What to do: Find the word "this" in the listing; pull out each line holding it.

Dataset items:
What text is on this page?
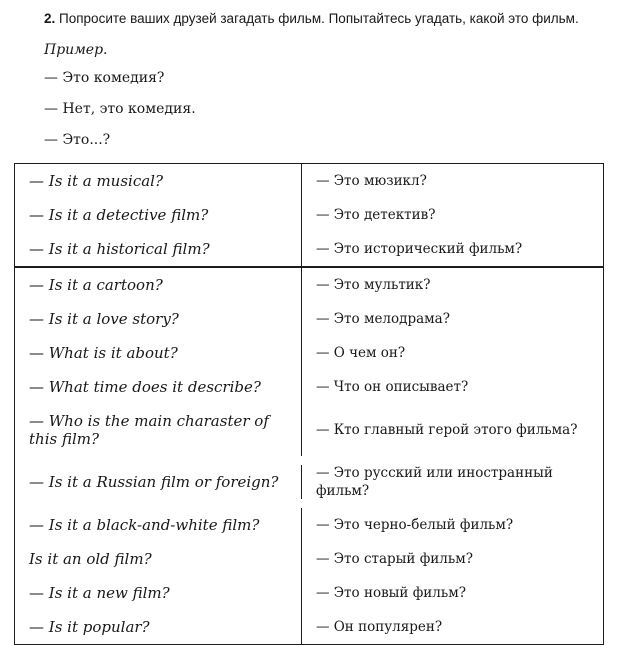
2. Попросите ваших друзей загадать фильм. Попытайтесь угадать, какой это фильм.

Пример.

— Это комедия?

— Нет, это комедия.

— Это...?

— Is it a musical?	— Это мюзикл?
— Is it a detective film?	— Это детектив?
— Is it a historical film?	— Это исторический фильм?
— Is it a cartoon?	— Это мультик?
— Is it a love story?	— Это мелодрама?
— What is it about?	— О чем он?
— What time does it describe?	— Что он описывает?
— Who is the main charaster of this film?	— Кто главный герой этого фильма?
— Is it a Russian film or foreign?	— Это русский или иностранный фильм?
— Is it a black-and-white film?	— Это черно-белый фильм?
Is it an old film?	— Это старый фильм?
— Is it a new film?	— Это новый фильм?
— Is it popular?	— Он популярен?
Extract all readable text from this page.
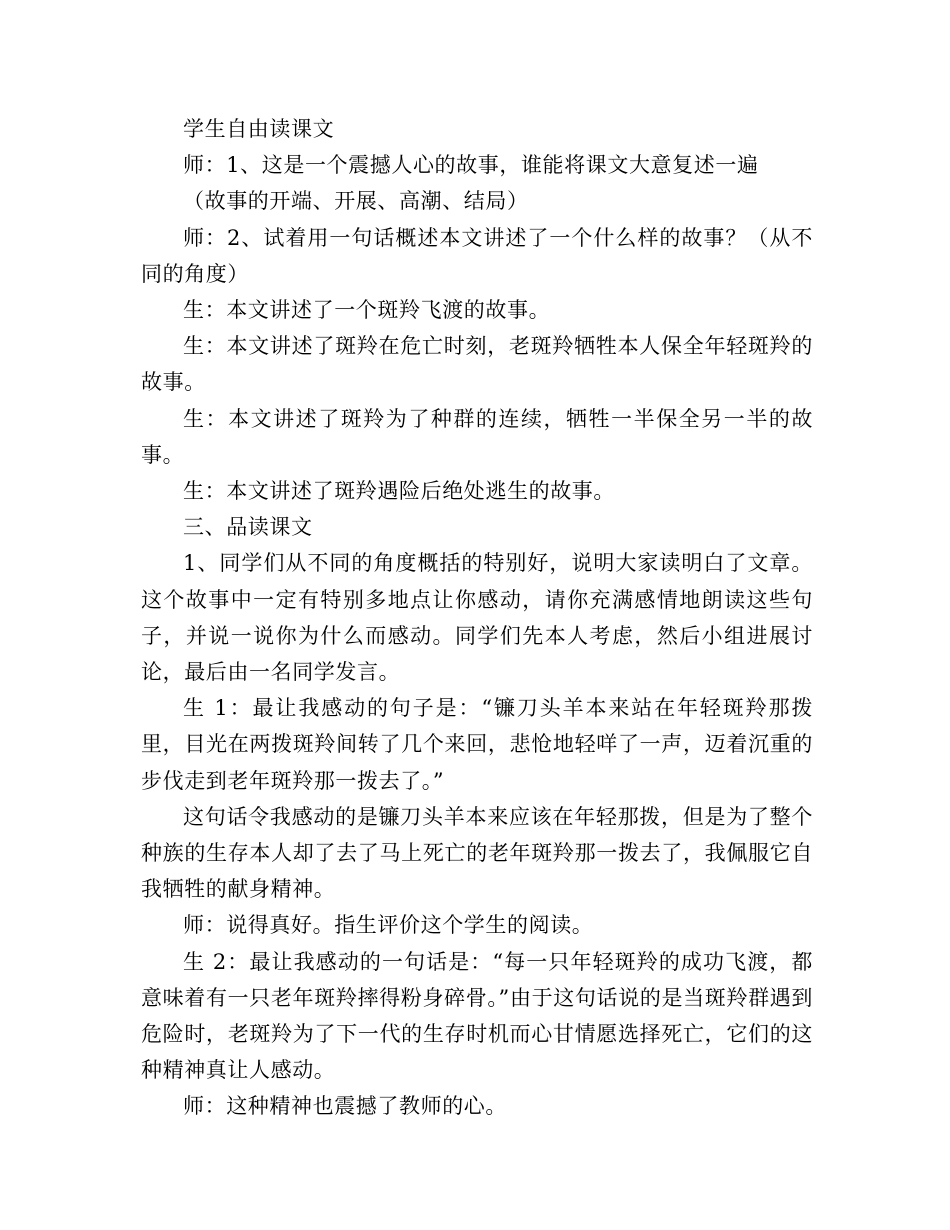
学生自由读课文

师：1、这是一个震撼人心的故事，谁能将课文大意复述一遍

（故事的开端、开展、高潮、结局）

师：2、试着用一句话概述本文讲述了一个什么样的故事？（从不同的角度）

生：本文讲述了一个斑羚飞渡的故事。

生：本文讲述了斑羚在危亡时刻，老斑羚牺牲本人保全年轻斑羚的故事。

生：本文讲述了斑羚为了种群的连续，牺牲一半保全另一半的故事。

生：本文讲述了斑羚遇险后绝处逃生的故事。

三、品读课文

1、同学们从不同的角度概括的特别好，说明大家读明白了文章。这个故事中一定有特别多地点让你感动，请你充满感情地朗读这些句子，并说一说你为什么而感动。同学们先本人考虑，然后小组进展讨论，最后由一名同学发言。

生 1：最让我感动的句子是：“镰刀头羊本来站在年轻斑羚那拨里，目光在两拨斑羚间转了几个来回，悲怆地轻咩了一声，迈着沉重的步伐走到老年斑羚那一拨去了。”

这句话令我感动的是镰刀头羊本来应该在年轻那拨，但是为了整个种族的生存本人却了去了马上死亡的老年斑羚那一拨去了，我佩服它自我牺牲的献身精神。

师：说得真好。指生评价这个学生的阅读。

生 2：最让我感动的一句话是：“每一只年轻斑羚的成功飞渡，都意味着有一只老年斑羚摔得粉身碎骨。”由于这句话说的是当斑羚群遇到危险时，老斑羚为了下一代的生存时机而心甘情愿选择死亡，它们的这种精神真让人感动。

师：这种精神也震撼了教师的心。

Complete answer:
What text is on this page?
— Who is the main charaster of this film?	— Кто главный герой этого фильма?
Extract all readable text from this page.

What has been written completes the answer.